## Stated goal
List all the lines in these records that hold "zapobiec".

>> BEGIN Material for this task

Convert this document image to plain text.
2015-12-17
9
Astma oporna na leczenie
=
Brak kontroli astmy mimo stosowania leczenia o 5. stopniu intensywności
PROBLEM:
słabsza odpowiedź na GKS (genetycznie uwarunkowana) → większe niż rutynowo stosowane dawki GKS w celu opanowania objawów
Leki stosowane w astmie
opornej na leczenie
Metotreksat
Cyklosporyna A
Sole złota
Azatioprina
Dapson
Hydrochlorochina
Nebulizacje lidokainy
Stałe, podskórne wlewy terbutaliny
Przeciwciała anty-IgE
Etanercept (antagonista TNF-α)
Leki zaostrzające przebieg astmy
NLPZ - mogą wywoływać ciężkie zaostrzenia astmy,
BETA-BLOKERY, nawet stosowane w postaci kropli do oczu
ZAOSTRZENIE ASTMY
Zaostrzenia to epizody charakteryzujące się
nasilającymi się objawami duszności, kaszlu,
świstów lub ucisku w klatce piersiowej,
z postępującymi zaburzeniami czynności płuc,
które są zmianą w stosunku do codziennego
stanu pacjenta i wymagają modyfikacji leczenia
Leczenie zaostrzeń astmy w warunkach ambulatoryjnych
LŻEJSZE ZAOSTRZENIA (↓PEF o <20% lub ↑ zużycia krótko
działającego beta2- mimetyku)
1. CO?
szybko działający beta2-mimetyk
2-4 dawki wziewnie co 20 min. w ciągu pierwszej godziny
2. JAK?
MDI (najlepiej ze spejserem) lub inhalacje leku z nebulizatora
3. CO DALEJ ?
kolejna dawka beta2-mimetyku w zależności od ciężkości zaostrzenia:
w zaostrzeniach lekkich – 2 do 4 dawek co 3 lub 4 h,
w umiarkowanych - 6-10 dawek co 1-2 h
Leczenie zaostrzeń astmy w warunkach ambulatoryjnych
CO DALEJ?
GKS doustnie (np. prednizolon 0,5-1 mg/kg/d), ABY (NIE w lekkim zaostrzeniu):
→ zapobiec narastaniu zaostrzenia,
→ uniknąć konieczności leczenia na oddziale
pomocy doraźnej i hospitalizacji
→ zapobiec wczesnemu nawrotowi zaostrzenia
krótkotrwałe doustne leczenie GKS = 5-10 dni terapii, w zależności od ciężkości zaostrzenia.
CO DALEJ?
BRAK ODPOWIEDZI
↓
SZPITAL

>> END Material for this task

## Reply
→ zapobiec narastaniu zaostrzenia,
→ zapobiec wczesnemu nawrotowi zaostrzenia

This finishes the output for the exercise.